**Selected excerpt:**
______________________________

Lace Monitor (Varanus varius)

​Date Published: February 2012

Assessment Summary

The Lace Monitor (Varanus varius) is a large arboreal lizard which is found in eastern and south-eastern Australia from Cape York Peninsula (Queensland) to south-eastern South Australia. Lace Monitors occur in well-timbered areas from dry woodlands to cool temperate forests in southern Australia. They forage widely, and frequently become habituated to picnic areas and camping grounds. The lizards also frequently raid farms for poultry and eggs.

Lace Monitors are noted for laying eggs within termite mounds that are either arboreal or terrestrial. The literature is conflicting in respect to whether termite mounds are critical to the lifecycle of this species. Some authors suggest that termite mounds are used frequently where they are available, while others consider that Lace Monitors are dependent on the mounds to complete their life cycle. If termite mounds are required, the species will not establish in Tasmania because the mound-building termite species (Nasutitermes exitiosus) is not present in the State. A precautionary approach is taken in this risk assessment and it is assumed that Lace Monitors could lay viable eggs in Tasmania despite the absence of termite mounds.

______________________________

**Records provided:**
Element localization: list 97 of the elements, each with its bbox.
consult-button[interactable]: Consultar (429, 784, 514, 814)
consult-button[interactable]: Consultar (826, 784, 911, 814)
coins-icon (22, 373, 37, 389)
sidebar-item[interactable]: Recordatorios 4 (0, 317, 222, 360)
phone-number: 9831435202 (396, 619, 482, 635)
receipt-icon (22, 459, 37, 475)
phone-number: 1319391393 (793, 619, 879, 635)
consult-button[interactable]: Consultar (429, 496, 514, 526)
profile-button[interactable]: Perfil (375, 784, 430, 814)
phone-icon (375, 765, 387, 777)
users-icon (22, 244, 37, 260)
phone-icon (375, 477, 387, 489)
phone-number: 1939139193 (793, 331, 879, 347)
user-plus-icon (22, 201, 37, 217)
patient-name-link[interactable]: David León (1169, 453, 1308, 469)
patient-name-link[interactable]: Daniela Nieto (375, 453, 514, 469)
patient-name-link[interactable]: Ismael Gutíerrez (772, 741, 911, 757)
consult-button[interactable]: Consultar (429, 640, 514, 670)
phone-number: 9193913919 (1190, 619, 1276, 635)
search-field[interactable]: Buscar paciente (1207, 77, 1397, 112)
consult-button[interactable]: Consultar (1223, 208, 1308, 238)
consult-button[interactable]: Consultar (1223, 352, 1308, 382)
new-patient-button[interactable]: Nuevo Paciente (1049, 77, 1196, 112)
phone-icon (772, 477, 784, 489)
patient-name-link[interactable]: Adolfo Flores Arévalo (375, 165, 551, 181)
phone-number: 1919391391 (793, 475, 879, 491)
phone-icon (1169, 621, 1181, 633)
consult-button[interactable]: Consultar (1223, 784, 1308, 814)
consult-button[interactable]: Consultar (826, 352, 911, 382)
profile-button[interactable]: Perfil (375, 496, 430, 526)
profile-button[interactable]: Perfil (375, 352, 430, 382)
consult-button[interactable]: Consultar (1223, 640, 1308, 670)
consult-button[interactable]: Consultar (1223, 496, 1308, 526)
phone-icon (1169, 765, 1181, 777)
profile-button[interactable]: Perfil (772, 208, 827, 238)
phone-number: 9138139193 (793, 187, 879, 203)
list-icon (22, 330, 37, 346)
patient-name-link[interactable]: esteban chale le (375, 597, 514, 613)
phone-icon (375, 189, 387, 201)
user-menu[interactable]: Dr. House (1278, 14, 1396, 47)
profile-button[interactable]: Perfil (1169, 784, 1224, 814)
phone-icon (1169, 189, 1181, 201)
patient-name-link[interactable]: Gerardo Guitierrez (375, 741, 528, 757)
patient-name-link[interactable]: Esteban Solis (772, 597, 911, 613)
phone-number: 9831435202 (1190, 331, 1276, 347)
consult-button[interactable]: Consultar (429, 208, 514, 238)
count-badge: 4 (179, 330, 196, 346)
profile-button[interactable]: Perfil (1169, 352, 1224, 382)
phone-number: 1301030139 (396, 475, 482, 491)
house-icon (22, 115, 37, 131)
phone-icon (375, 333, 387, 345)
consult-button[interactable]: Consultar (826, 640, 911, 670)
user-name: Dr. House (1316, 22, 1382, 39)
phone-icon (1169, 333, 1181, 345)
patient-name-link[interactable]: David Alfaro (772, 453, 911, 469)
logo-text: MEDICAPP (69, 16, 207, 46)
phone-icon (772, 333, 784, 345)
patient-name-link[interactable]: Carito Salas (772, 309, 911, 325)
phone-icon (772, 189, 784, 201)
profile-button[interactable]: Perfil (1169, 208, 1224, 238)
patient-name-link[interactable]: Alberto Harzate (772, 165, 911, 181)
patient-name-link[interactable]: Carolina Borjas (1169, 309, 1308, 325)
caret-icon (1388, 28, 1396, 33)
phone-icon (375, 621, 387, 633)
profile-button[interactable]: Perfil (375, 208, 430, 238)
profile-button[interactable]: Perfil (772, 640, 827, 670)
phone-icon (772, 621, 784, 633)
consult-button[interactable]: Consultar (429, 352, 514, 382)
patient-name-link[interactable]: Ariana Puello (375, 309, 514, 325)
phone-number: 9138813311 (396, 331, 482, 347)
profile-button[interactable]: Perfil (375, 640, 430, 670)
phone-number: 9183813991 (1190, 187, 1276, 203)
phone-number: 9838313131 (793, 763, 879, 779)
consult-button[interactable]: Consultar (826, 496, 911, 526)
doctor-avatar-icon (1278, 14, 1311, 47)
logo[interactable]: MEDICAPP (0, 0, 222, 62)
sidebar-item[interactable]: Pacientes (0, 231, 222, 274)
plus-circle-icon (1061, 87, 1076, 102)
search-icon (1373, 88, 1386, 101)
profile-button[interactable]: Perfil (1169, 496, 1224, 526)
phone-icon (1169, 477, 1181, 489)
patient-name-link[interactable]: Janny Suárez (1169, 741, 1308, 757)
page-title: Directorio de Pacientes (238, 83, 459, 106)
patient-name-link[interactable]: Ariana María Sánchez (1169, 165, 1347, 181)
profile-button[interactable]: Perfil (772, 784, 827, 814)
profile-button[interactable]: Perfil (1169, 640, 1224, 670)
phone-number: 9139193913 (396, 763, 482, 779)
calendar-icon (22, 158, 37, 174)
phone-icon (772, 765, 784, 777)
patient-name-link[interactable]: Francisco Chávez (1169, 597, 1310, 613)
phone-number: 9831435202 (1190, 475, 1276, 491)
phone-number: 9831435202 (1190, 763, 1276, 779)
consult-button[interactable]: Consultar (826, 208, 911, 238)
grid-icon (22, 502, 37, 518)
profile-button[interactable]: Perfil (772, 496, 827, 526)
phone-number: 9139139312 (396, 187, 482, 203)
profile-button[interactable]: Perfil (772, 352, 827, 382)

______________________________

**Task to complete:** Please decide whether each statement agrees with the Lace Monitor assessment summary, answering yes or no and quoting the deciding words: (a) Lace Monitors range from Cape York Peninsula to south-eastern South Australia. (b) The mound-building termite Nasutitermes exitiosus is present in Tasmania. (c) The risk assessment assumes Lace Monitors could not lay viable eggs in Tasmania.

**Solution for this task:**
(a) Yes: "found in eastern and south-eastern Australia from Cape York Peninsula (Queensland) to south-eastern South Australia"
(b) No: "the mound-building termite species (Nasutitermes exitiosus) is not present in the State"
(c) No: "it is assumed that Lace Monitors could lay viable eggs in Tasmania despite the absence of termite mounds"